» Problem requirements
For each line in the data below that holds "write", return a copy.

··· Data section

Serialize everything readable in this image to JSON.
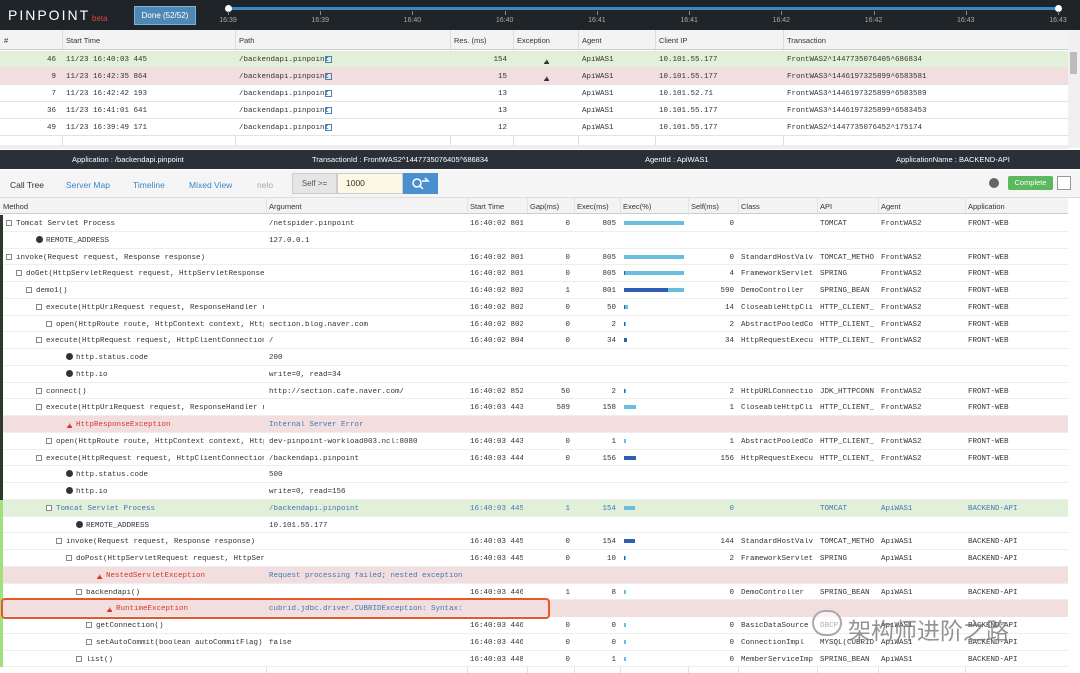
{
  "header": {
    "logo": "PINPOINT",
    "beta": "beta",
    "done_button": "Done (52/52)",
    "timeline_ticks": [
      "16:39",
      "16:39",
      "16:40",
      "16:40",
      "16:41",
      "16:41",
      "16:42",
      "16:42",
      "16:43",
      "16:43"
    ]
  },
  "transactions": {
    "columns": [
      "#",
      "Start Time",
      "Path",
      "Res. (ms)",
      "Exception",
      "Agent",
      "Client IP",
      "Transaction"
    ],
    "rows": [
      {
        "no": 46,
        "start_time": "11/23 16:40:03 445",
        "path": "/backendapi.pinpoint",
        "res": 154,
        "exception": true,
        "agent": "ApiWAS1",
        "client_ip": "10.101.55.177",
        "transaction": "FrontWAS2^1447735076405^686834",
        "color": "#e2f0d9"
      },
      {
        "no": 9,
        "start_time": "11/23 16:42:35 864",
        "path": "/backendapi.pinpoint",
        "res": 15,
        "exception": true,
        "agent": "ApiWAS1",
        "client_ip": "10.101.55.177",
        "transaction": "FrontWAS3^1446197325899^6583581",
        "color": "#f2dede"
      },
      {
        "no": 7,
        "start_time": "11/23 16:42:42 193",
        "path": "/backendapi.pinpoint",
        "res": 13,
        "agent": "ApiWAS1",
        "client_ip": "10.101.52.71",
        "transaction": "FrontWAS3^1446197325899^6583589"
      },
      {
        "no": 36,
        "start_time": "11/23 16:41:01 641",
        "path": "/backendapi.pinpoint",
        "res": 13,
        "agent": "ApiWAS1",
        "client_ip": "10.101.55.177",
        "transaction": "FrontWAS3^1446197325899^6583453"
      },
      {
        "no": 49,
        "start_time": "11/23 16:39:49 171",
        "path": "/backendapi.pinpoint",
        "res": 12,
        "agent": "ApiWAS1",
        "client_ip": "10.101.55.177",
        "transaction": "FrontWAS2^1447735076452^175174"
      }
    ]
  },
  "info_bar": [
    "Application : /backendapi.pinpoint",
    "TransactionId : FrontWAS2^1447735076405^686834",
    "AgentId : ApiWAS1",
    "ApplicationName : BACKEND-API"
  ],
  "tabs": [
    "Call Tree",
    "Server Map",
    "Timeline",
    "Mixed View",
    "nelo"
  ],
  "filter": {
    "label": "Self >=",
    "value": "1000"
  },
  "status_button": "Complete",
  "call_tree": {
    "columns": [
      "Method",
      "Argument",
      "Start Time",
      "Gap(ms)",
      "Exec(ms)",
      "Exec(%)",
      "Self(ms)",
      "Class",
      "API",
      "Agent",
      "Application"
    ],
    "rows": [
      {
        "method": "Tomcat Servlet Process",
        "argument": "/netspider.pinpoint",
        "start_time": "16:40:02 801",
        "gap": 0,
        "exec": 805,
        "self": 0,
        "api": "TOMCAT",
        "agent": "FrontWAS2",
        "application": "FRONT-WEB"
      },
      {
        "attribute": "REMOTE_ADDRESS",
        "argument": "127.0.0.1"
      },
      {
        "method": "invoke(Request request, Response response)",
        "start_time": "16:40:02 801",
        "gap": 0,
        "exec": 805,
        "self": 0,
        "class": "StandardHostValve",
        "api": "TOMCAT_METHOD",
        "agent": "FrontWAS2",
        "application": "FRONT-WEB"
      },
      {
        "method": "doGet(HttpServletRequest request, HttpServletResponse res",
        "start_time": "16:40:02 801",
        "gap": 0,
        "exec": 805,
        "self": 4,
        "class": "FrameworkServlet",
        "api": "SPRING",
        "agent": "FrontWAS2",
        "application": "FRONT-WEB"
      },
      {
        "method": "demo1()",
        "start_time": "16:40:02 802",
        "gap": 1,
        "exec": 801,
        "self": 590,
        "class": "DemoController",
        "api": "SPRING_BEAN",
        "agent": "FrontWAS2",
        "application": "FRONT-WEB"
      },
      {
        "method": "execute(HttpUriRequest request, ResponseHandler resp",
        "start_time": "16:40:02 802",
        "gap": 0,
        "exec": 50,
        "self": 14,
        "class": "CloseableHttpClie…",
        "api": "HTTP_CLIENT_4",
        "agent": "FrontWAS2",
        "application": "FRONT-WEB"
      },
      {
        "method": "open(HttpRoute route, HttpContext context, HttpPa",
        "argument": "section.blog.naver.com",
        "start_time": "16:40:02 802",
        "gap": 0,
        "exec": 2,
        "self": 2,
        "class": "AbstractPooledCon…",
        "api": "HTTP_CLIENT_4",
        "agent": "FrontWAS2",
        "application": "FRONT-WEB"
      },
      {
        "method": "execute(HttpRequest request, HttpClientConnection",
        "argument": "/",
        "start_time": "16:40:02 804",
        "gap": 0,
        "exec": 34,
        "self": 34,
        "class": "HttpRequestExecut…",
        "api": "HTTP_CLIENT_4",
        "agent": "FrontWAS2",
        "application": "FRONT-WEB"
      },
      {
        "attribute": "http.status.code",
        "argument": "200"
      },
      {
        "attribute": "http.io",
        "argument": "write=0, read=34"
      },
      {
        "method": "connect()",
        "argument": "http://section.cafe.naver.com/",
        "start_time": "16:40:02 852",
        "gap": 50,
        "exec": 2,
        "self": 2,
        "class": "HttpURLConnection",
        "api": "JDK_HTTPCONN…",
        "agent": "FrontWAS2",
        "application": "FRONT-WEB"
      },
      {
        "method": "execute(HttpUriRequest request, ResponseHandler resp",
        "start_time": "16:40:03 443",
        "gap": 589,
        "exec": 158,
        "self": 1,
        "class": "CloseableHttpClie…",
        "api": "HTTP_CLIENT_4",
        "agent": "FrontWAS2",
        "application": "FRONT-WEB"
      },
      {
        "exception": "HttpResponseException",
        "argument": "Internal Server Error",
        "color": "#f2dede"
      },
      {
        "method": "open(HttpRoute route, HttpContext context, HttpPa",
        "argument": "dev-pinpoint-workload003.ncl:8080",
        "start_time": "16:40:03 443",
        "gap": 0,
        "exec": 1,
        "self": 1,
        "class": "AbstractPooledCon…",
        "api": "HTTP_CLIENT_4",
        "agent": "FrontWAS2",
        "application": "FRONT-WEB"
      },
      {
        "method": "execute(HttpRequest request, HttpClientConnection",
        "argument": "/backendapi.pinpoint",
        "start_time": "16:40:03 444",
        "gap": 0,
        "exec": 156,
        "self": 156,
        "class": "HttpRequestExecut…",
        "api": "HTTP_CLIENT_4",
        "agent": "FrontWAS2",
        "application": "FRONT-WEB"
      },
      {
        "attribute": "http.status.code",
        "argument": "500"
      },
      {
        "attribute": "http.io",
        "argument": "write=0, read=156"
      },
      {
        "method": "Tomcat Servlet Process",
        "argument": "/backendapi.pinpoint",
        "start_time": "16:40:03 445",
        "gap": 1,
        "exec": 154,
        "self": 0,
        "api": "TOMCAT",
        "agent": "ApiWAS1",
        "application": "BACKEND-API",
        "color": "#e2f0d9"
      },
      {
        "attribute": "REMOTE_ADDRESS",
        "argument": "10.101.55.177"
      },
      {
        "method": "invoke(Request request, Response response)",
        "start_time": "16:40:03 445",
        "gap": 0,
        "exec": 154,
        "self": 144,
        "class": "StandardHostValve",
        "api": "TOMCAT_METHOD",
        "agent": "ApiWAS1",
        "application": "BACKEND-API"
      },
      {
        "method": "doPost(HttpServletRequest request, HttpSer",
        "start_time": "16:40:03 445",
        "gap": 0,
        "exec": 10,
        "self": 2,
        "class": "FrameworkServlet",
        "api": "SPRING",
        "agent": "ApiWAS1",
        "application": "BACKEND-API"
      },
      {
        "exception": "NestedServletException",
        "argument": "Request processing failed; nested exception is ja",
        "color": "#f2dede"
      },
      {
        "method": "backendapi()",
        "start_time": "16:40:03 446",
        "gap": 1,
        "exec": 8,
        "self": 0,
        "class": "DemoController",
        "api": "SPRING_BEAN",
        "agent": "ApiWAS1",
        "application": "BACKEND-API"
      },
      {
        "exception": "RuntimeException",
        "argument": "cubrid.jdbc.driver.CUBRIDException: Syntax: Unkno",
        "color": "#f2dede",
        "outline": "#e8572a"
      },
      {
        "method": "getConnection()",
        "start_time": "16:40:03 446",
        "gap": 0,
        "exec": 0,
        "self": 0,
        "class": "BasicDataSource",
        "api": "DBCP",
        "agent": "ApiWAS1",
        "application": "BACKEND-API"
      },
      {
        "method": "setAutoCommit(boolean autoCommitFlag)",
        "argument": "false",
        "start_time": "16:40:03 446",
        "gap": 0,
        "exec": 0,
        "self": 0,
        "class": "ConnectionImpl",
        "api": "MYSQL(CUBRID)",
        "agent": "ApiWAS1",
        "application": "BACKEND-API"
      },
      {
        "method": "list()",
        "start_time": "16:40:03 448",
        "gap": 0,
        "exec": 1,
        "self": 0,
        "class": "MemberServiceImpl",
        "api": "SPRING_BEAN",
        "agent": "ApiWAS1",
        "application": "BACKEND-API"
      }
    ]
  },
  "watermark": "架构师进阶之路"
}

······

» Written reply
        "argument": "write=0, read=34"
        "argument": "write=0, read=156"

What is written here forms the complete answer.